------ Extracted data

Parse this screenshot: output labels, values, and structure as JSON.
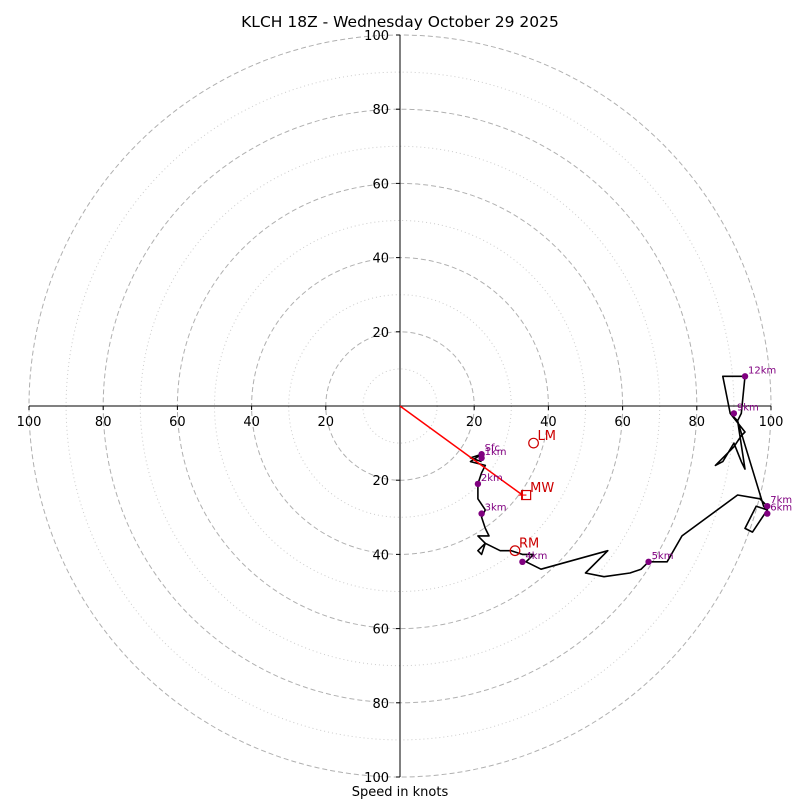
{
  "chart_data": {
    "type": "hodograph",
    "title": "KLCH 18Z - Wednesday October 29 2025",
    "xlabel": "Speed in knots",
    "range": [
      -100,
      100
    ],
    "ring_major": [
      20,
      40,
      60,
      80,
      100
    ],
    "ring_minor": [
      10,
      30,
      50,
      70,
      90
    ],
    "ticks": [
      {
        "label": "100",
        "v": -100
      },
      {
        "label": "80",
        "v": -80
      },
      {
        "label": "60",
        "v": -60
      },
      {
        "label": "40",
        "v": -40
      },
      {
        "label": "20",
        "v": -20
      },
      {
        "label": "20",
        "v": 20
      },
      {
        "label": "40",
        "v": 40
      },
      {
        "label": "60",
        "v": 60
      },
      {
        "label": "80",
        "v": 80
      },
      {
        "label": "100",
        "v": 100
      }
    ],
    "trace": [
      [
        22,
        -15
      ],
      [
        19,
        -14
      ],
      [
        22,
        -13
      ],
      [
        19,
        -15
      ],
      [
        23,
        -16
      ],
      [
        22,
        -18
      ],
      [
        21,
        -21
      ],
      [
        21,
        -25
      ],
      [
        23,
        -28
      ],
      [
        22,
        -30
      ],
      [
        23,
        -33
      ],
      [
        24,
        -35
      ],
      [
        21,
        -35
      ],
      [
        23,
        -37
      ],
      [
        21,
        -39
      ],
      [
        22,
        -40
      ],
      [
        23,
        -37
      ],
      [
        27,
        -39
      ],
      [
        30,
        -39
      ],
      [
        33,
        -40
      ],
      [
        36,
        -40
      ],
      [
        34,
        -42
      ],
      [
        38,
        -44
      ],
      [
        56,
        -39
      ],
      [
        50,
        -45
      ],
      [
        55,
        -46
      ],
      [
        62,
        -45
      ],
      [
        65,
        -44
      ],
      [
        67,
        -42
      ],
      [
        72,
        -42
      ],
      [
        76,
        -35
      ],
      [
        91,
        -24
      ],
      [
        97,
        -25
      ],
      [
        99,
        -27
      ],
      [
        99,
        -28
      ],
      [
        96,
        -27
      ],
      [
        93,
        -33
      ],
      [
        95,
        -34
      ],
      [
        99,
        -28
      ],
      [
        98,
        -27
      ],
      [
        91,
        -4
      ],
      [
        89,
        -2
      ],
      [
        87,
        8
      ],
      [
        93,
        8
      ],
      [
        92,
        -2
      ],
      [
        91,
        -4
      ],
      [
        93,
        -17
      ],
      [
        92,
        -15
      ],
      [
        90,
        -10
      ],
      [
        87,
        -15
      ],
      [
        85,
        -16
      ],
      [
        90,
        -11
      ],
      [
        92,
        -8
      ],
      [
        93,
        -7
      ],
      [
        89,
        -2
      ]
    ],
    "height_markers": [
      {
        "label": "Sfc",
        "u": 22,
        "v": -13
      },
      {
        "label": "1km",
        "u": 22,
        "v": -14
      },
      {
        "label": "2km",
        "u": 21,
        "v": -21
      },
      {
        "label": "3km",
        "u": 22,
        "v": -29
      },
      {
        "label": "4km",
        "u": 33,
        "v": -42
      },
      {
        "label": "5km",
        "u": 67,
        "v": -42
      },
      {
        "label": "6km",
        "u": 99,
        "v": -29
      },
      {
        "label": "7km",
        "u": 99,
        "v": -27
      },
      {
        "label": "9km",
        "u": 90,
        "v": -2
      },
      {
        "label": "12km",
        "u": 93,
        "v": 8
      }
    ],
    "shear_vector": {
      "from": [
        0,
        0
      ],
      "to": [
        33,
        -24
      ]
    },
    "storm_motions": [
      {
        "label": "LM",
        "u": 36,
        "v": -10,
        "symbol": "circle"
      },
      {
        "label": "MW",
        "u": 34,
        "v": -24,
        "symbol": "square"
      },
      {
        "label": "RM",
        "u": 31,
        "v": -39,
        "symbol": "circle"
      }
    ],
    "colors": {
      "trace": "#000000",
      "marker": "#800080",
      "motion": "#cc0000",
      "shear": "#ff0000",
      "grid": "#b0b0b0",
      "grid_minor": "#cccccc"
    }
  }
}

------------

_Exercise details:_
Retype each entry precisely. Skip images entirely.

_Completed exercise:_
Parse this screenshot: output labels, values, and structure as JSON.
{
  "chart_data": {
    "type": "hodograph",
    "title": "KLCH 18Z - Wednesday October 29 2025",
    "xlabel": "Speed in knots",
    "range": [
      -100,
      100
    ],
    "ring_major": [
      20,
      40,
      60,
      80,
      100
    ],
    "ring_minor": [
      10,
      30,
      50,
      70,
      90
    ],
    "ticks": [
      {
        "label": "100",
        "v": -100
      },
      {
        "label": "80",
        "v": -80
      },
      {
        "label": "60",
        "v": -60
      },
      {
        "label": "40",
        "v": -40
      },
      {
        "label": "20",
        "v": -20
      },
      {
        "label": "20",
        "v": 20
      },
      {
        "label": "40",
        "v": 40
      },
      {
        "label": "60",
        "v": 60
      },
      {
        "label": "80",
        "v": 80
      },
      {
        "label": "100",
        "v": 100
      }
    ],
    "trace": [
      [
        22,
        -15
      ],
      [
        19,
        -14
      ],
      [
        22,
        -13
      ],
      [
        19,
        -15
      ],
      [
        23,
        -16
      ],
      [
        22,
        -18
      ],
      [
        21,
        -21
      ],
      [
        21,
        -25
      ],
      [
        23,
        -28
      ],
      [
        22,
        -30
      ],
      [
        23,
        -33
      ],
      [
        24,
        -35
      ],
      [
        21,
        -35
      ],
      [
        23,
        -37
      ],
      [
        21,
        -39
      ],
      [
        22,
        -40
      ],
      [
        23,
        -37
      ],
      [
        27,
        -39
      ],
      [
        30,
        -39
      ],
      [
        33,
        -40
      ],
      [
        36,
        -40
      ],
      [
        34,
        -42
      ],
      [
        38,
        -44
      ],
      [
        56,
        -39
      ],
      [
        50,
        -45
      ],
      [
        55,
        -46
      ],
      [
        62,
        -45
      ],
      [
        65,
        -44
      ],
      [
        67,
        -42
      ],
      [
        72,
        -42
      ],
      [
        76,
        -35
      ],
      [
        91,
        -24
      ],
      [
        97,
        -25
      ],
      [
        99,
        -27
      ],
      [
        99,
        -28
      ],
      [
        96,
        -27
      ],
      [
        93,
        -33
      ],
      [
        95,
        -34
      ],
      [
        99,
        -28
      ],
      [
        98,
        -27
      ],
      [
        91,
        -4
      ],
      [
        89,
        -2
      ],
      [
        87,
        8
      ],
      [
        93,
        8
      ],
      [
        92,
        -2
      ],
      [
        91,
        -4
      ],
      [
        93,
        -17
      ],
      [
        92,
        -15
      ],
      [
        90,
        -10
      ],
      [
        87,
        -15
      ],
      [
        85,
        -16
      ],
      [
        90,
        -11
      ],
      [
        92,
        -8
      ],
      [
        93,
        -7
      ],
      [
        89,
        -2
      ]
    ],
    "height_markers": [
      {
        "label": "Sfc",
        "u": 22,
        "v": -13
      },
      {
        "label": "1km",
        "u": 22,
        "v": -14
      },
      {
        "label": "2km",
        "u": 21,
        "v": -21
      },
      {
        "label": "3km",
        "u": 22,
        "v": -29
      },
      {
        "label": "4km",
        "u": 33,
        "v": -42
      },
      {
        "label": "5km",
        "u": 67,
        "v": -42
      },
      {
        "label": "6km",
        "u": 99,
        "v": -29
      },
      {
        "label": "7km",
        "u": 99,
        "v": -27
      },
      {
        "label": "9km",
        "u": 90,
        "v": -2
      },
      {
        "label": "12km",
        "u": 93,
        "v": 8
      }
    ],
    "shear_vector": {
      "from": [
        0,
        0
      ],
      "to": [
        33,
        -24
      ]
    },
    "storm_motions": [
      {
        "label": "LM",
        "u": 36,
        "v": -10,
        "symbol": "circle"
      },
      {
        "label": "MW",
        "u": 34,
        "v": -24,
        "symbol": "square"
      },
      {
        "label": "RM",
        "u": 31,
        "v": -39,
        "symbol": "circle"
      }
    ],
    "colors": {
      "trace": "#000000",
      "marker": "#800080",
      "motion": "#cc0000",
      "shear": "#ff0000",
      "grid": "#b0b0b0",
      "grid_minor": "#cccccc"
    }
  }
}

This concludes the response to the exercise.